[Raw records]
=======

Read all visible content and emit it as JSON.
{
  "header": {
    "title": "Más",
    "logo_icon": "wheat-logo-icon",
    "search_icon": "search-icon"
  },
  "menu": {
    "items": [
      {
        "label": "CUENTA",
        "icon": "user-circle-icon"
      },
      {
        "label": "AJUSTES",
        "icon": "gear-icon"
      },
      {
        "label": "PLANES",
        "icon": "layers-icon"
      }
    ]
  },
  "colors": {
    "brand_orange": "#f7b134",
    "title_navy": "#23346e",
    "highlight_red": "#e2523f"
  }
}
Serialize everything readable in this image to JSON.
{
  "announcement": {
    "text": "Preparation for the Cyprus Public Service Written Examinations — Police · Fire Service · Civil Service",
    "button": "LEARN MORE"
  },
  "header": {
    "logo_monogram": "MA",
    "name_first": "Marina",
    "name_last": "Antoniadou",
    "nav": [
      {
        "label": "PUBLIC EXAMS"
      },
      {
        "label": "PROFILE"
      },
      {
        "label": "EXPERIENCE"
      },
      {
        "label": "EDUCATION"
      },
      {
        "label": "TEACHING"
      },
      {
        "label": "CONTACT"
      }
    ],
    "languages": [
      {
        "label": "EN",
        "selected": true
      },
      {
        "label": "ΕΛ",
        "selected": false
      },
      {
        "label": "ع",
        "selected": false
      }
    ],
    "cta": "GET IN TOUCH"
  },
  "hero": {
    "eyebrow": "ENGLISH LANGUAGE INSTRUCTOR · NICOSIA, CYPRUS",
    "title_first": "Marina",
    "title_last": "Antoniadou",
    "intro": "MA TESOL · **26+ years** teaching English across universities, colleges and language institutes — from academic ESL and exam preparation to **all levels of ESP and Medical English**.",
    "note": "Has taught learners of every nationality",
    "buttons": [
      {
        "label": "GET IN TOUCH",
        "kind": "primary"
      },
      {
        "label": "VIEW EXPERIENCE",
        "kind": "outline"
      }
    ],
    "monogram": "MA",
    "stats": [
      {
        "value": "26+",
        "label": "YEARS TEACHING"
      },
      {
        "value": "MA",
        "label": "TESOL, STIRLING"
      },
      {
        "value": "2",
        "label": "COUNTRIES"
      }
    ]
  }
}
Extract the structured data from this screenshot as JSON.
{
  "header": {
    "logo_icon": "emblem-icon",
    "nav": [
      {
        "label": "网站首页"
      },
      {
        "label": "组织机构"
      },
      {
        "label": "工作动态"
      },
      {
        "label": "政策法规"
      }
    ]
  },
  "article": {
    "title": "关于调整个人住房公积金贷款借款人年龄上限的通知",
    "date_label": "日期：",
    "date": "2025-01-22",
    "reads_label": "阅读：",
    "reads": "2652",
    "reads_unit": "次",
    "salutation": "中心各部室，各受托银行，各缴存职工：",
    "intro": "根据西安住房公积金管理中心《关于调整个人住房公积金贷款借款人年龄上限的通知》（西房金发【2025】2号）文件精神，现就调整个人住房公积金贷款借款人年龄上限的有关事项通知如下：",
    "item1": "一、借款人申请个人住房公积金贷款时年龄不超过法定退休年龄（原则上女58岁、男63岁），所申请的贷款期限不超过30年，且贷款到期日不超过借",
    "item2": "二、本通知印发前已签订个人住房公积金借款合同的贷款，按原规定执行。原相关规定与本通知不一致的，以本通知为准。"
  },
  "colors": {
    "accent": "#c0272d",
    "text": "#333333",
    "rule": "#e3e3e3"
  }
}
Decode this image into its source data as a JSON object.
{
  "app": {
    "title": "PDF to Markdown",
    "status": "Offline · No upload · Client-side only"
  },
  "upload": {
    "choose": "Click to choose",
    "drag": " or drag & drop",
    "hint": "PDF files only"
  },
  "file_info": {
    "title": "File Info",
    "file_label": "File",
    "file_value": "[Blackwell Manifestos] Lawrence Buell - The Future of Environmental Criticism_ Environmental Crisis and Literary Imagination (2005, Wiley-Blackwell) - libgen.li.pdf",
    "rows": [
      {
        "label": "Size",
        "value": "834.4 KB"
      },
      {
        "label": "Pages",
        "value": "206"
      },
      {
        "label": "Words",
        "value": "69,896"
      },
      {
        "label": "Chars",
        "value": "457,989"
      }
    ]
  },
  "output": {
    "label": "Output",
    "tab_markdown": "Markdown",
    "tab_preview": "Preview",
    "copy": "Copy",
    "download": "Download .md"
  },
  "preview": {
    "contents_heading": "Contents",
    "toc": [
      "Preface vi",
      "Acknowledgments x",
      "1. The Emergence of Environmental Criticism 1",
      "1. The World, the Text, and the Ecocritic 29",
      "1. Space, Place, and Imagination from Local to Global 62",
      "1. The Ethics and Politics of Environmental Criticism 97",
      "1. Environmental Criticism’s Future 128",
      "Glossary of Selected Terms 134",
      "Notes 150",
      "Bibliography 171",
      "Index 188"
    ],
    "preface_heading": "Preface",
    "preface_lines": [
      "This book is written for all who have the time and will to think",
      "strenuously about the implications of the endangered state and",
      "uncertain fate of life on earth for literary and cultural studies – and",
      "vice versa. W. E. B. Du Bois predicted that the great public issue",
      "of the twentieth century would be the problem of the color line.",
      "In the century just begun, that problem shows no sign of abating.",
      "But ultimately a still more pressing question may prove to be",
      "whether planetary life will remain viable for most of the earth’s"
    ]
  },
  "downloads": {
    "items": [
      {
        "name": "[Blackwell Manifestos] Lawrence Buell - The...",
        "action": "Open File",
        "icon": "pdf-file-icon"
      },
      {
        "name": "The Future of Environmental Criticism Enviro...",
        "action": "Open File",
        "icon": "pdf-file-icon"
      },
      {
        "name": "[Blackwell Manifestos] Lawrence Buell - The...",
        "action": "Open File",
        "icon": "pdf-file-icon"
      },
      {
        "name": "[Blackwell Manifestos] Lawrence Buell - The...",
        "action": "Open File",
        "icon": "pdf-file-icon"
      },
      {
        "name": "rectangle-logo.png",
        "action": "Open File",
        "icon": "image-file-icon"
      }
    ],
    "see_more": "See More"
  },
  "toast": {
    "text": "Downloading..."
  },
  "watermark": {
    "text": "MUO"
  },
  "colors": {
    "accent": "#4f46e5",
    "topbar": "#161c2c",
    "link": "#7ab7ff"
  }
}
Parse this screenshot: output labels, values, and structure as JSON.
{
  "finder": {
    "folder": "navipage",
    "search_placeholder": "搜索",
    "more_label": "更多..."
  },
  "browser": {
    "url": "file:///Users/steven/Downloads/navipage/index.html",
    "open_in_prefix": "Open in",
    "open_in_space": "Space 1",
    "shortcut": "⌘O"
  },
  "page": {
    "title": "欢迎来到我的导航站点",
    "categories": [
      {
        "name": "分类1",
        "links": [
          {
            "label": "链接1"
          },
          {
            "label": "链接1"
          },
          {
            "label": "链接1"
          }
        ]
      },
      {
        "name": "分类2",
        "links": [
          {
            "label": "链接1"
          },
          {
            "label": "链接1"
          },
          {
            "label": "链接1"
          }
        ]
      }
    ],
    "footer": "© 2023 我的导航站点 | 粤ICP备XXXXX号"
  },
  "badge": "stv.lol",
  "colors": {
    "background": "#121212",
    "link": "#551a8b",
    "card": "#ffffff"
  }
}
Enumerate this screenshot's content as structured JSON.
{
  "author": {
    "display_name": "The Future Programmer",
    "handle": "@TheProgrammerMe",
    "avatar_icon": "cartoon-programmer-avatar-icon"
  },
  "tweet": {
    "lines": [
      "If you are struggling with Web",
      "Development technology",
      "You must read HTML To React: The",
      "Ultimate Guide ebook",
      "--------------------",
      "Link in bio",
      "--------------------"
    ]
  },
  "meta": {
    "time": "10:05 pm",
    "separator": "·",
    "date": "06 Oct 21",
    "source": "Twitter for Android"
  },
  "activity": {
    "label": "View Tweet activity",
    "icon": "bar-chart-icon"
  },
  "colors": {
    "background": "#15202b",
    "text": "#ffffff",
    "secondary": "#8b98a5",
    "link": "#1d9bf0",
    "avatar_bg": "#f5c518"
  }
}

=======

From the line that contains "Enumerate this screenshot's" down to the last line of the listing above, repeat each line exactly, and include nothing else.

Enumerate this screenshot's content as structured JSON.
{
  "author": {
    "display_name": "The Future Programmer",
    "handle": "@TheProgrammerMe",
    "avatar_icon": "cartoon-programmer-avatar-icon"
  },
  "tweet": {
    "lines": [
      "If you are struggling with Web",
      "Development technology",
      "You must read HTML To React: The",
      "Ultimate Guide ebook",
      "--------------------",
      "Link in bio",
      "--------------------"
    ]
  },
  "meta": {
    "time": "10:05 pm",
    "separator": "·",
    "date": "06 Oct 21",
    "source": "Twitter for Android"
  },
  "activity": {
    "label": "View Tweet activity",
    "icon": "bar-chart-icon"
  },
  "colors": {
    "background": "#15202b",
    "text": "#ffffff",
    "secondary": "#8b98a5",
    "link": "#1d9bf0",
    "avatar_bg": "#f5c518"
  }
}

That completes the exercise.